**Text block**
--
In this situation, as well as many others, model size is more or less constant with dataset size. In this case, you need to store about one parameter per term in your tf-idf vector. Depending on exactly what’s in your vector (bigrams, trigrams, etc…) you can assume that you’ve got about 10k entries in your tf-idf vector, largely independent of dataset size. Whether your dataset is 1,000 examples or 100,000 examples, your tf-idf vector is going to be about the same size, so you need to store the same amount of data.

Now, in this case the model is quite small. Assuming that you’re storing these parameters in eight bytes (which is probably overkill) you’re looking at a model that’s hundreds of KB to low MB, but could still be pretty large relative to the size of your dataset.

Now, that’s a Logistic Regression model, which, generally speaking, is very parameter-efficient. Deep learning models tend to sit on the opposite side of the spectrum. If we look at a modern NLP problem (The Stanford Natural Language Processing Group) we’ll see that many of the high-performing solutions have tens of millions of parameters. Using the same basic assumption above of 2 bytes per parameter, we’ve got a model that’s going to be in the hundreds of MB.

That’s a pretty normal range for a modern deep learning model. Something in the realm of hundreds of MB to low GB is probably ~80% of modern models unless particular effort has been taken to reduce the number of parameters and thus the model size (note: this is a very active area of research typically referred to as distillation).

The important thing to note though is that generally the size of your model is independent of the size of your dataset. As learning progresses you get better parameter values and the exact contents of your model change, but as you are not changing the model itself (again, this is a generality, not a hard and fast rule) your model size isn’t varying and stays wherever you started.
--
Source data
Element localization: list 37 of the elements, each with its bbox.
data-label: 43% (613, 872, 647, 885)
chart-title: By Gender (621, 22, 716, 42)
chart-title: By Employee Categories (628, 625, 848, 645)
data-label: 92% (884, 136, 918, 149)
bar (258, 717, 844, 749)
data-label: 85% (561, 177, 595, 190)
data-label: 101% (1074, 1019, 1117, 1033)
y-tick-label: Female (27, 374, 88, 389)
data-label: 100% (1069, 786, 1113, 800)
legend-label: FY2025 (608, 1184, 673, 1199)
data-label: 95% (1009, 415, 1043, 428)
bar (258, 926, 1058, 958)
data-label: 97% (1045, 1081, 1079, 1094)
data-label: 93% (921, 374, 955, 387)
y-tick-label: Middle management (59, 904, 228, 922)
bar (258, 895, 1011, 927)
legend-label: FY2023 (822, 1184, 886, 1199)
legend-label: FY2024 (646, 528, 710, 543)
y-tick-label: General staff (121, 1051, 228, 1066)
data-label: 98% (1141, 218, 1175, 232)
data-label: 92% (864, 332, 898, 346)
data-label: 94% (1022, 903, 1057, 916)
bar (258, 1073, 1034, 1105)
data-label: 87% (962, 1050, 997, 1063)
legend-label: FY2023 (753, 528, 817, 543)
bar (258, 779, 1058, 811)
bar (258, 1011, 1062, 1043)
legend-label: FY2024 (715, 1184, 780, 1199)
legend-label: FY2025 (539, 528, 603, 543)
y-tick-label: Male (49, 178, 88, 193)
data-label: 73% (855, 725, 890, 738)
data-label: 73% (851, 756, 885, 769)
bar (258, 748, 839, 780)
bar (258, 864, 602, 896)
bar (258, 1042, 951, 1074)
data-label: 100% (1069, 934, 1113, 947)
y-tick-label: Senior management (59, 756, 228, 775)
--
**What you need to do**
Set down the passage on model size word for word, everything from "That’s a pretty" down to "to as distillation).".

**Solution to this task**
That’s a pretty normal range for a modern deep learning model. Something in the realm of hundreds of MB to low GB is probably ~80% of modern models unless particular effort has been taken to reduce the number of parameters and thus the model size (note: this is a very active area of research typically referred to as distillation).